• REQUIREMENT:
Copy each line below in which the word "from" occurs.
^^^^
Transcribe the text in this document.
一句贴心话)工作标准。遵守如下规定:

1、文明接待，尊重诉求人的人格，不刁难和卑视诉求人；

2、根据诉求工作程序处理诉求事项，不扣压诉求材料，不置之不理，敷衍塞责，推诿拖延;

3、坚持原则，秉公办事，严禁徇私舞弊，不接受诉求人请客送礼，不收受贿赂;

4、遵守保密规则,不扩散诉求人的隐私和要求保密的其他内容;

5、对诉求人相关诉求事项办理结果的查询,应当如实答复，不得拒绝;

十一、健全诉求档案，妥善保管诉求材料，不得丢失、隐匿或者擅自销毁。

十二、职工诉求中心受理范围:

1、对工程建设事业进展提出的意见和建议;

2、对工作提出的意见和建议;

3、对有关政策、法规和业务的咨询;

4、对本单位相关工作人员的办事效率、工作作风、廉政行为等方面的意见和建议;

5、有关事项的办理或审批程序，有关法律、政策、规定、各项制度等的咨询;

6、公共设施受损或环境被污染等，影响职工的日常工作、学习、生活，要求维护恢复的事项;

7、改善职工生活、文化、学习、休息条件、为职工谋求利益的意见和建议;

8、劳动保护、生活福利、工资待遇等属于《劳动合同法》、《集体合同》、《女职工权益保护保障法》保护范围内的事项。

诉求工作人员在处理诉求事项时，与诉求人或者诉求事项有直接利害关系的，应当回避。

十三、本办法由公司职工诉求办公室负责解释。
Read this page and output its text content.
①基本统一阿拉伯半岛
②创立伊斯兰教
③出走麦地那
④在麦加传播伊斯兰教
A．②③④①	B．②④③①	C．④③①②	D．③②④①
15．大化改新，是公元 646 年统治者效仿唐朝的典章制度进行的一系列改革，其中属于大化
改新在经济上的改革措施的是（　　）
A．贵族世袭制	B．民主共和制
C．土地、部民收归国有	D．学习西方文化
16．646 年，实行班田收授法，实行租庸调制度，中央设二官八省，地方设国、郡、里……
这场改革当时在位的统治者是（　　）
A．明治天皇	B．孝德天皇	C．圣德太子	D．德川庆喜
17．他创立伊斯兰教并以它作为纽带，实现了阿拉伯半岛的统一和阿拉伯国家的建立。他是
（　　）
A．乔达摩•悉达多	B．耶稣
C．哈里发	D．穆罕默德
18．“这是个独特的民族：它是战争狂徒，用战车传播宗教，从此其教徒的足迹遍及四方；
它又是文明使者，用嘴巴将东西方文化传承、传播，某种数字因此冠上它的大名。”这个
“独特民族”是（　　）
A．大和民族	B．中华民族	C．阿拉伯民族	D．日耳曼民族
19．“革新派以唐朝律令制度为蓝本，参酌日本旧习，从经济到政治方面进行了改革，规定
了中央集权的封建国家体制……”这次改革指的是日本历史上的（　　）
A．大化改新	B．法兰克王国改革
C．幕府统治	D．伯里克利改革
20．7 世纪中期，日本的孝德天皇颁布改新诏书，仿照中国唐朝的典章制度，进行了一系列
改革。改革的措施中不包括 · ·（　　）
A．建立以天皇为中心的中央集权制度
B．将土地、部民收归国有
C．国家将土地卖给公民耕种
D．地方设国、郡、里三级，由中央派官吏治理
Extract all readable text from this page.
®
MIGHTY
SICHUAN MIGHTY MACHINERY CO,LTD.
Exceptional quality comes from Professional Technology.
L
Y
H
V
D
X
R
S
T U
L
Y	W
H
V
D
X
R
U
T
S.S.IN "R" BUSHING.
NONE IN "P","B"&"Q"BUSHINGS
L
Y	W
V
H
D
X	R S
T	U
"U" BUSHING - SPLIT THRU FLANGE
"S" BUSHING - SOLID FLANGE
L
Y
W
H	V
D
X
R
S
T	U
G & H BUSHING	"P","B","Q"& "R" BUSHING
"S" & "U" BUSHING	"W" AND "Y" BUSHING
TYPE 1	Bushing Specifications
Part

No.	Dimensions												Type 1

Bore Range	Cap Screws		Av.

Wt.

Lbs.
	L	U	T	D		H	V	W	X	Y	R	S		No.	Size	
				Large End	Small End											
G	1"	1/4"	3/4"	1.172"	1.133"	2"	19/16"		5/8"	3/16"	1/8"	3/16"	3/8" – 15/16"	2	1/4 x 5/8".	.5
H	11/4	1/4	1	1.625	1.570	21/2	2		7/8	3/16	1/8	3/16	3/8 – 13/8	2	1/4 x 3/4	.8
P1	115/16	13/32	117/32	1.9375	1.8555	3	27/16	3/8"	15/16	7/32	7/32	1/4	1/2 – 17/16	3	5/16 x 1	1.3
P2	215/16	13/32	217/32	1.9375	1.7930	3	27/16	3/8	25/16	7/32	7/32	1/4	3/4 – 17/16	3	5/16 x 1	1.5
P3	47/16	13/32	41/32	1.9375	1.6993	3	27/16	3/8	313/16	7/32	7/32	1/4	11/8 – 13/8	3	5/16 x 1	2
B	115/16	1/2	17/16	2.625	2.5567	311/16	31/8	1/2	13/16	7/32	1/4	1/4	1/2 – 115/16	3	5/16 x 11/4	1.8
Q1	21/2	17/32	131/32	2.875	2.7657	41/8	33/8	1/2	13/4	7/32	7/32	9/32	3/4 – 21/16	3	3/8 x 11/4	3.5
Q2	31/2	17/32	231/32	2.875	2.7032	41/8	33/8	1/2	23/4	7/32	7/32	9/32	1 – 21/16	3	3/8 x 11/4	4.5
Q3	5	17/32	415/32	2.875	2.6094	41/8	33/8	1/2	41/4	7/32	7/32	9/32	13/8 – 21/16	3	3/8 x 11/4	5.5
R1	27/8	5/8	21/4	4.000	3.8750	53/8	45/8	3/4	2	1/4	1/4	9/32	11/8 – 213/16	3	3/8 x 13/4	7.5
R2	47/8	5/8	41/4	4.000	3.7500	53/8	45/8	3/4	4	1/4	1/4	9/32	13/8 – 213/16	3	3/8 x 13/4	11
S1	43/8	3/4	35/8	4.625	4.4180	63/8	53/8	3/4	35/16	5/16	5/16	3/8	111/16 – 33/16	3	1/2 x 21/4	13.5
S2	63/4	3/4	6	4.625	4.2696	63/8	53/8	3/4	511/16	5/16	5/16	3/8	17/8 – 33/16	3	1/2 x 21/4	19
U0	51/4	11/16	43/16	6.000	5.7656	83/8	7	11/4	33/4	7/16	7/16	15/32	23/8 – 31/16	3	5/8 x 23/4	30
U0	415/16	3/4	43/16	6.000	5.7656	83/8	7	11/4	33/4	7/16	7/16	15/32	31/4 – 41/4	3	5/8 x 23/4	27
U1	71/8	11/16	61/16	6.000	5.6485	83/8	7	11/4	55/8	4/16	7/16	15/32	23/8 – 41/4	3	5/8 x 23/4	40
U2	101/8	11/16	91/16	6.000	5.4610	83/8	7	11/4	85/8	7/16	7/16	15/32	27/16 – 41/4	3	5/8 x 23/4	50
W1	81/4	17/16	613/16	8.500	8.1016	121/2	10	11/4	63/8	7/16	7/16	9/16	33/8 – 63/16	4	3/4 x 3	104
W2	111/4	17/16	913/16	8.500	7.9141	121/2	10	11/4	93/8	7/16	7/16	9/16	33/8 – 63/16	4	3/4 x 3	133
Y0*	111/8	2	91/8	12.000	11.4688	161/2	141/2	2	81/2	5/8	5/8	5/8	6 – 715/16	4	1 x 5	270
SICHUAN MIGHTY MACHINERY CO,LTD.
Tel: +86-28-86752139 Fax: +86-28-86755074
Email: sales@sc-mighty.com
^^^^
• RESULT OF THE EXERCISE:
Extract all readable text from this page.
Exceptional quality comes from Professional Technology.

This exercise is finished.